═════ Listed entries
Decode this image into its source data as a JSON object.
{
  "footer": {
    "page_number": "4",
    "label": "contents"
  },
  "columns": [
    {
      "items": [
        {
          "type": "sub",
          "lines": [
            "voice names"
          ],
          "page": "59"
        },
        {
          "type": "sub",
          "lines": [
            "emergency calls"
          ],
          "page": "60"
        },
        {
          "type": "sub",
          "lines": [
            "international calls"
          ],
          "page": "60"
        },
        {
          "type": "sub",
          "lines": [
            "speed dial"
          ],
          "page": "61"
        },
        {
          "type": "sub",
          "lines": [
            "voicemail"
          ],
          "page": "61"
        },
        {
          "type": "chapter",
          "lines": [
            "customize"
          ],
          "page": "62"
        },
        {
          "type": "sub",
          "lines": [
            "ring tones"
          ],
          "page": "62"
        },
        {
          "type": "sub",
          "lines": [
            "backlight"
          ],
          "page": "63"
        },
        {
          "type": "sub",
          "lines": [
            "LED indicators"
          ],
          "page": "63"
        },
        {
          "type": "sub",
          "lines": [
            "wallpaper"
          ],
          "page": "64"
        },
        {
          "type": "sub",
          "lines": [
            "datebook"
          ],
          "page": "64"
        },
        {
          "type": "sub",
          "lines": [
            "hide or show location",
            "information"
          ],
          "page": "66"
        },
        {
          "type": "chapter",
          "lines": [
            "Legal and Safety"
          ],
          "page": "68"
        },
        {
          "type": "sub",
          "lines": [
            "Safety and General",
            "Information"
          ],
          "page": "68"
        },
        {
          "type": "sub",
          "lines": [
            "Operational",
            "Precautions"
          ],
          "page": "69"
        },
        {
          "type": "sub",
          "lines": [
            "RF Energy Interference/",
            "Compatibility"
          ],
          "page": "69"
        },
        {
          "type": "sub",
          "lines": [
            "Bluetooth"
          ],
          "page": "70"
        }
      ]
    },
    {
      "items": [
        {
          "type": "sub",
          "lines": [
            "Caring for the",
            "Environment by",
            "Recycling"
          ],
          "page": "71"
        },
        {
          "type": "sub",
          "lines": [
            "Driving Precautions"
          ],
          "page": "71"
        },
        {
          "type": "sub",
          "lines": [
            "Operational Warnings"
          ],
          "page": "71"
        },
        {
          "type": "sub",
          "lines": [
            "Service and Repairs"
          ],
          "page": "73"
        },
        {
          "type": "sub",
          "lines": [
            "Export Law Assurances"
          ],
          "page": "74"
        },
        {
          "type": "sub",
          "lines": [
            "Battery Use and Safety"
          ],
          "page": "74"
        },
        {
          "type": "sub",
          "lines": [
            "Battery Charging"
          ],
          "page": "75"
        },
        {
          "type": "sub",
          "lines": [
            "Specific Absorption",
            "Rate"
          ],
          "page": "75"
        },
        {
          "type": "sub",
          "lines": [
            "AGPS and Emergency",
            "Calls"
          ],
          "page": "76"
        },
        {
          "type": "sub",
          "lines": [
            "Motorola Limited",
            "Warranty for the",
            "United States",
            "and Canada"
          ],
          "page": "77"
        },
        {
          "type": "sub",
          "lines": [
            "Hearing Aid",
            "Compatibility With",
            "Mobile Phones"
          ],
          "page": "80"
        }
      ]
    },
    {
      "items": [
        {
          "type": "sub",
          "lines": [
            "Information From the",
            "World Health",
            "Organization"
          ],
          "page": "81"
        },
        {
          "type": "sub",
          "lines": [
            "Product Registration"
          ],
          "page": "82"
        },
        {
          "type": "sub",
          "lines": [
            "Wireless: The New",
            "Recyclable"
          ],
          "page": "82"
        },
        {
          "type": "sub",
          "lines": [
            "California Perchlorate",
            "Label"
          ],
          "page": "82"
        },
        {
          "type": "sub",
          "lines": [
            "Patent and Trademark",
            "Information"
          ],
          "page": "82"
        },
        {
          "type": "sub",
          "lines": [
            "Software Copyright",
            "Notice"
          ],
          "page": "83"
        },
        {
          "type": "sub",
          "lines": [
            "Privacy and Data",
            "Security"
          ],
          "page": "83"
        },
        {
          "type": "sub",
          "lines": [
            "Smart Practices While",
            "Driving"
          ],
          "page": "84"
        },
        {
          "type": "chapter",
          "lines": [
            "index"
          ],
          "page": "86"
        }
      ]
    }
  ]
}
══════════
→ **Given instruction**:
Your task is to retype all the records above with nothing left out.

→ **Full response**:
Decode this image into its source data as a JSON object.
{
  "footer": {
    "page_number": "4",
    "label": "contents"
  },
  "columns": [
    {
      "items": [
        {
          "type": "sub",
          "lines": [
            "voice names"
          ],
          "page": "59"
        },
        {
          "type": "sub",
          "lines": [
            "emergency calls"
          ],
          "page": "60"
        },
        {
          "type": "sub",
          "lines": [
            "international calls"
          ],
          "page": "60"
        },
        {
          "type": "sub",
          "lines": [
            "speed dial"
          ],
          "page": "61"
        },
        {
          "type": "sub",
          "lines": [
            "voicemail"
          ],
          "page": "61"
        },
        {
          "type": "chapter",
          "lines": [
            "customize"
          ],
          "page": "62"
        },
        {
          "type": "sub",
          "lines": [
            "ring tones"
          ],
          "page": "62"
        },
        {
          "type": "sub",
          "lines": [
            "backlight"
          ],
          "page": "63"
        },
        {
          "type": "sub",
          "lines": [
            "LED indicators"
          ],
          "page": "63"
        },
        {
          "type": "sub",
          "lines": [
            "wallpaper"
          ],
          "page": "64"
        },
        {
          "type": "sub",
          "lines": [
            "datebook"
          ],
          "page": "64"
        },
        {
          "type": "sub",
          "lines": [
            "hide or show location",
            "information"
          ],
          "page": "66"
        },
        {
          "type": "chapter",
          "lines": [
            "Legal and Safety"
          ],
          "page": "68"
        },
        {
          "type": "sub",
          "lines": [
            "Safety and General",
            "Information"
          ],
          "page": "68"
        },
        {
          "type": "sub",
          "lines": [
            "Operational",
            "Precautions"
          ],
          "page": "69"
        },
        {
          "type": "sub",
          "lines": [
            "RF Energy Interference/",
            "Compatibility"
          ],
          "page": "69"
        },
        {
          "type": "sub",
          "lines": [
            "Bluetooth"
          ],
          "page": "70"
        }
      ]
    },
    {
      "items": [
        {
          "type": "sub",
          "lines": [
            "Caring for the",
            "Environment by",
            "Recycling"
          ],
          "page": "71"
        },
        {
          "type": "sub",
          "lines": [
            "Driving Precautions"
          ],
          "page": "71"
        },
        {
          "type": "sub",
          "lines": [
            "Operational Warnings"
          ],
          "page": "71"
        },
        {
          "type": "sub",
          "lines": [
            "Service and Repairs"
          ],
          "page": "73"
        },
        {
          "type": "sub",
          "lines": [
            "Export Law Assurances"
          ],
          "page": "74"
        },
        {
          "type": "sub",
          "lines": [
            "Battery Use and Safety"
          ],
          "page": "74"
        },
        {
          "type": "sub",
          "lines": [
            "Battery Charging"
          ],
          "page": "75"
        },
        {
          "type": "sub",
          "lines": [
            "Specific Absorption",
            "Rate"
          ],
          "page": "75"
        },
        {
          "type": "sub",
          "lines": [
            "AGPS and Emergency",
            "Calls"
          ],
          "page": "76"
        },
        {
          "type": "sub",
          "lines": [
            "Motorola Limited",
            "Warranty for the",
            "United States",
            "and Canada"
          ],
          "page": "77"
        },
        {
          "type": "sub",
          "lines": [
            "Hearing Aid",
            "Compatibility With",
            "Mobile Phones"
          ],
          "page": "80"
        }
      ]
    },
    {
      "items": [
        {
          "type": "sub",
          "lines": [
            "Information From the",
            "World Health",
            "Organization"
          ],
          "page": "81"
        },
        {
          "type": "sub",
          "lines": [
            "Product Registration"
          ],
          "page": "82"
        },
        {
          "type": "sub",
          "lines": [
            "Wireless: The New",
            "Recyclable"
          ],
          "page": "82"
        },
        {
          "type": "sub",
          "lines": [
            "California Perchlorate",
            "Label"
          ],
          "page": "82"
        },
        {
          "type": "sub",
          "lines": [
            "Patent and Trademark",
            "Information"
          ],
          "page": "82"
        },
        {
          "type": "sub",
          "lines": [
            "Software Copyright",
            "Notice"
          ],
          "page": "83"
        },
        {
          "type": "sub",
          "lines": [
            "Privacy and Data",
            "Security"
          ],
          "page": "83"
        },
        {
          "type": "sub",
          "lines": [
            "Smart Practices While",
            "Driving"
          ],
          "page": "84"
        },
        {
          "type": "chapter",
          "lines": [
            "index"
          ],
          "page": "86"
        }
      ]
    }
  ]
}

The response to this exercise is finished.